SHORT PROBLEM: How many lines of the records hold the string "Словари"? Reply with the number alone.

EXCERPTED DATA:
+ + + + +
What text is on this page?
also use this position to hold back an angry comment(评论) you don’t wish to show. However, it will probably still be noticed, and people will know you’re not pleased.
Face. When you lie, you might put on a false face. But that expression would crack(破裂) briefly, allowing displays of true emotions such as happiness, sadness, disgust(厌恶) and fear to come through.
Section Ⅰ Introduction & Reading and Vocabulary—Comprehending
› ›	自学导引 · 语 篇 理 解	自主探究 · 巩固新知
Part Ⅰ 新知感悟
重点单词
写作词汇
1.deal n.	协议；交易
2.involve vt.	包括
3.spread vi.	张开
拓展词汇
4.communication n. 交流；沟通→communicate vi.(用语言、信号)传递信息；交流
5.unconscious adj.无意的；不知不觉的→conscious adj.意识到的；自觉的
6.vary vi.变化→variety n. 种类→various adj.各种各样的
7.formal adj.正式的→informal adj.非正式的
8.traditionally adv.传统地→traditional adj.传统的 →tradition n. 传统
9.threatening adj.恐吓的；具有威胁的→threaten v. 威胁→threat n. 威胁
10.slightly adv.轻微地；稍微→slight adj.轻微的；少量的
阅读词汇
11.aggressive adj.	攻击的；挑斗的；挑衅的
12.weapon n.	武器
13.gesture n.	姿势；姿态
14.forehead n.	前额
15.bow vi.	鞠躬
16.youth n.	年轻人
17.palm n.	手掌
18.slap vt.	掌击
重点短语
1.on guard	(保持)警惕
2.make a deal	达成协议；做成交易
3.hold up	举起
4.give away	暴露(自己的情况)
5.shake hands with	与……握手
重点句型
+ + + + +
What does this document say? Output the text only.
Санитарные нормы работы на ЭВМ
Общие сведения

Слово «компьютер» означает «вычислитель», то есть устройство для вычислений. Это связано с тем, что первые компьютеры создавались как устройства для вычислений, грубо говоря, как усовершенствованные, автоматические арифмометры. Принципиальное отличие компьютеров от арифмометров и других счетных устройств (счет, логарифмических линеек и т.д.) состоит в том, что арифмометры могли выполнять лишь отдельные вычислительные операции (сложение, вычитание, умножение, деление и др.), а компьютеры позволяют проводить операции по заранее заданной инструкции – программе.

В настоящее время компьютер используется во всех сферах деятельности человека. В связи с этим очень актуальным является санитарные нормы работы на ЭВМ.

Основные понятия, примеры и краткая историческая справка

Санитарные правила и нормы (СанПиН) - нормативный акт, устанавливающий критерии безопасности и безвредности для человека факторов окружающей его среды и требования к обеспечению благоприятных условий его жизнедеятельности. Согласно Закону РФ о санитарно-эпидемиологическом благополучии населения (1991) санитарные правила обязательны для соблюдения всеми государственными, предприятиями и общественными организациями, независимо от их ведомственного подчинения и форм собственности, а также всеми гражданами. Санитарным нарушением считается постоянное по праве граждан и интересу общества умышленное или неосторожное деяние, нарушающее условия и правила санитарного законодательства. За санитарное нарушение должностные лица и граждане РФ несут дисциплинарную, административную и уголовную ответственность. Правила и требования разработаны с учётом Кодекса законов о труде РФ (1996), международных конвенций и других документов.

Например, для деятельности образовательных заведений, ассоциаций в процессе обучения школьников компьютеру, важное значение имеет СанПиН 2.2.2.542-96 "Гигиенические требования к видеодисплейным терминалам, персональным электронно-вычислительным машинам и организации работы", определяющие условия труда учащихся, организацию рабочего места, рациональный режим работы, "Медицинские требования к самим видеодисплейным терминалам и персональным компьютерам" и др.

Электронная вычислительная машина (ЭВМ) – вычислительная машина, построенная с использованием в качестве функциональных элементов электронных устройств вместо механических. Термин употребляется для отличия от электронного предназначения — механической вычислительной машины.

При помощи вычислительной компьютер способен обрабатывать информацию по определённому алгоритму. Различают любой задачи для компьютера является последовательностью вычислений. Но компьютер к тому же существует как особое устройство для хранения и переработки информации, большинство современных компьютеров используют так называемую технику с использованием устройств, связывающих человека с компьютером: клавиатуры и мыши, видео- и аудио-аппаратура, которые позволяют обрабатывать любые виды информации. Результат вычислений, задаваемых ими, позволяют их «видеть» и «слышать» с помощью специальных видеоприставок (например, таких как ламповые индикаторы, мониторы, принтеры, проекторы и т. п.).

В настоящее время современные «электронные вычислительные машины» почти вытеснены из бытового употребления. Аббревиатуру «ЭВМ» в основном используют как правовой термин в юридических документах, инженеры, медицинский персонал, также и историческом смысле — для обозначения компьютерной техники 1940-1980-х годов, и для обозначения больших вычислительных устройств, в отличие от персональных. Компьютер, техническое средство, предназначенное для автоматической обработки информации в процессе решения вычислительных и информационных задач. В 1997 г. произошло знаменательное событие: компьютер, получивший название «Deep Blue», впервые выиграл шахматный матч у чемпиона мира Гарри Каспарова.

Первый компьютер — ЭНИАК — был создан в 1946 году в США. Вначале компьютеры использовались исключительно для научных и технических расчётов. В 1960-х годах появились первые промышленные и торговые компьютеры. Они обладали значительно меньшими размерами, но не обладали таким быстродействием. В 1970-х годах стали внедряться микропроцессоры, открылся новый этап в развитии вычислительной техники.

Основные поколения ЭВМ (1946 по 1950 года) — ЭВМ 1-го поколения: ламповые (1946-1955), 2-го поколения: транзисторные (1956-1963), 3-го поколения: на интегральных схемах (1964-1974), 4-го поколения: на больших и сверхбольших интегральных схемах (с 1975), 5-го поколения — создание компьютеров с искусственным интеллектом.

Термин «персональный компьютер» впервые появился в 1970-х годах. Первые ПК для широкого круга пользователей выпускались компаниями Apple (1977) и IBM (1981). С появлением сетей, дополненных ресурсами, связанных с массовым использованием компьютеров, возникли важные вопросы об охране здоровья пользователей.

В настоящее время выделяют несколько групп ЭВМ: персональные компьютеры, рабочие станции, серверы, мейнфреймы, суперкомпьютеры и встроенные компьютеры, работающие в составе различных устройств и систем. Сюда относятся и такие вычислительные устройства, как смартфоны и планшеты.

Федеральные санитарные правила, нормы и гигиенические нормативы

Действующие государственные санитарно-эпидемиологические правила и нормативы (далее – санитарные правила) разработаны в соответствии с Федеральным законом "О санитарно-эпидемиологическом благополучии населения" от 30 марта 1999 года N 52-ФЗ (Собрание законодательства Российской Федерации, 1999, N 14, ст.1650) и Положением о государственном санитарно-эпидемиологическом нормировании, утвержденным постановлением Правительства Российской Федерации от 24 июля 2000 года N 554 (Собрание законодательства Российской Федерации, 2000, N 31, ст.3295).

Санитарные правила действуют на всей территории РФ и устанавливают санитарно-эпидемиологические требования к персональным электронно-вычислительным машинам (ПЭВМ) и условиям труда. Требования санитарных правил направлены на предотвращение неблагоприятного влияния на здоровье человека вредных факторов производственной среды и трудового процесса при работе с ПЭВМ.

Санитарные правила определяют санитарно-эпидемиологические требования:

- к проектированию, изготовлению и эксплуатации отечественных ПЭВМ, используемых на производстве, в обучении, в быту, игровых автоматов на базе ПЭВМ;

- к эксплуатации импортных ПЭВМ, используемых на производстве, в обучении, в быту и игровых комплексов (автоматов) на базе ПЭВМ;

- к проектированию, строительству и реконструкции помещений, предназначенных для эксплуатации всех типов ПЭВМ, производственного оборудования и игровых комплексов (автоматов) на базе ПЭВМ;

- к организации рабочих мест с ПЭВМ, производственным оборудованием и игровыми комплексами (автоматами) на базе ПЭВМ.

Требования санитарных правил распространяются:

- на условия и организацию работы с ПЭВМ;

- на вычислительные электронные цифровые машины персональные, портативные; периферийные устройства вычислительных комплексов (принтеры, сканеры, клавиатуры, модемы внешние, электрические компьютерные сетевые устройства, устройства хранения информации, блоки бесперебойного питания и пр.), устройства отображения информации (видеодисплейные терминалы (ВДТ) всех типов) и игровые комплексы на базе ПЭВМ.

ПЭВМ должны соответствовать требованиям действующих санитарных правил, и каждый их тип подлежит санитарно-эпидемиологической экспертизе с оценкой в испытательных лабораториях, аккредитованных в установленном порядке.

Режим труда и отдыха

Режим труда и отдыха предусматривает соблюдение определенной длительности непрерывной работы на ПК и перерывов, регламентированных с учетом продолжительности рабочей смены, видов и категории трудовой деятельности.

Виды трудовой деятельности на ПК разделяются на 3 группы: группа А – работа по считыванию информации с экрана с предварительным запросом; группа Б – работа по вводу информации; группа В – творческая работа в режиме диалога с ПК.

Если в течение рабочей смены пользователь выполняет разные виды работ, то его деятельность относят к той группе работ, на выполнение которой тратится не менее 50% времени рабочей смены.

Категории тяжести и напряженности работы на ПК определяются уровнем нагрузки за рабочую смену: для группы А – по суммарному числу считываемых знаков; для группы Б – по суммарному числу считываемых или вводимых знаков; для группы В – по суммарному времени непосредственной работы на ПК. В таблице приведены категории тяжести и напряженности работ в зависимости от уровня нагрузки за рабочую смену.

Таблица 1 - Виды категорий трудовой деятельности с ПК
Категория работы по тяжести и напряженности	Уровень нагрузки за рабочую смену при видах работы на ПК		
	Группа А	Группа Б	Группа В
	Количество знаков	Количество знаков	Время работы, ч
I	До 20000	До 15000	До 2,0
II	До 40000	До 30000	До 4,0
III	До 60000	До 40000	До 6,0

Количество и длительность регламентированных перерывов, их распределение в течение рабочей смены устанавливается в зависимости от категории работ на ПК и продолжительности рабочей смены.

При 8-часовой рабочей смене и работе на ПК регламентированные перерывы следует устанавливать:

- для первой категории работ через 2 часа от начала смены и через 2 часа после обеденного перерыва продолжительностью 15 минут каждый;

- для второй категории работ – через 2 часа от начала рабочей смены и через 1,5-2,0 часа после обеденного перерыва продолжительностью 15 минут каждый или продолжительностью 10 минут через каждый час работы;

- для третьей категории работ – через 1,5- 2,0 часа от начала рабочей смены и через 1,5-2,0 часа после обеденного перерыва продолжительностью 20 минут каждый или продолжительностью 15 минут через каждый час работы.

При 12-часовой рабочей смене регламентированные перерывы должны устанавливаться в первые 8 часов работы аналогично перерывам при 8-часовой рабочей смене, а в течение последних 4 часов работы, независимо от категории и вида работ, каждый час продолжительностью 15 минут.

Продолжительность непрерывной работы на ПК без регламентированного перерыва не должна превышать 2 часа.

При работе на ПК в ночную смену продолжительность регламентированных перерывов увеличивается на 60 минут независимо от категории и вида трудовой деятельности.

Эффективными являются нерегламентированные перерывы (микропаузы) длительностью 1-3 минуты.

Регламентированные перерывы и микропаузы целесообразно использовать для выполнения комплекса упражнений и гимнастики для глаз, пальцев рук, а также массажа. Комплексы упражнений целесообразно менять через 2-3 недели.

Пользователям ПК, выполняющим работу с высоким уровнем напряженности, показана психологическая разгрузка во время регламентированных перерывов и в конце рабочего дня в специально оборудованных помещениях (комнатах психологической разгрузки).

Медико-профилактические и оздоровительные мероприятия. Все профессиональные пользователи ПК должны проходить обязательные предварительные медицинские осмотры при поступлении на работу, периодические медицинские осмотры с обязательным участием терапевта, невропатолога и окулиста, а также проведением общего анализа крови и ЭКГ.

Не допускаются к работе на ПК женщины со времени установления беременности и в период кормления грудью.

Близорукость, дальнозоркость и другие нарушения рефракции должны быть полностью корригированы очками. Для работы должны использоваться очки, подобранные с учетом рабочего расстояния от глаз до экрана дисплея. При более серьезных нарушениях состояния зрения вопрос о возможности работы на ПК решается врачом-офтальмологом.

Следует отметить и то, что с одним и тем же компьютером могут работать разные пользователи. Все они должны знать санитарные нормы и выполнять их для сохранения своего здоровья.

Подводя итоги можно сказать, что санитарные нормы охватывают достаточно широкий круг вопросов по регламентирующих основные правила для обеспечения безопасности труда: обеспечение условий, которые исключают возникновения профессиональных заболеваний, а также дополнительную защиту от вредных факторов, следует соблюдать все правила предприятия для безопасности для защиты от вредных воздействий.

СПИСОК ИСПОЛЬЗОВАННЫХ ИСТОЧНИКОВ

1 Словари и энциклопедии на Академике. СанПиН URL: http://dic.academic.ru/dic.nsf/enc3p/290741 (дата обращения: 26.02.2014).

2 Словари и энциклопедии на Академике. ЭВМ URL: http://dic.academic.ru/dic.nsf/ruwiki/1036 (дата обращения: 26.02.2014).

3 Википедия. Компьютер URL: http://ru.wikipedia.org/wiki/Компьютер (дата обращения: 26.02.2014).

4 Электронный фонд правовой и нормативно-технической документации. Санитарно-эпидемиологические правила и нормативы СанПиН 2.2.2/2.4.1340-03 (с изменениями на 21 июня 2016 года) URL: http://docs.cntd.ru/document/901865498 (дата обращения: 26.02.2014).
+ + + + +
SOLUTION TO THE PROBLEM: 2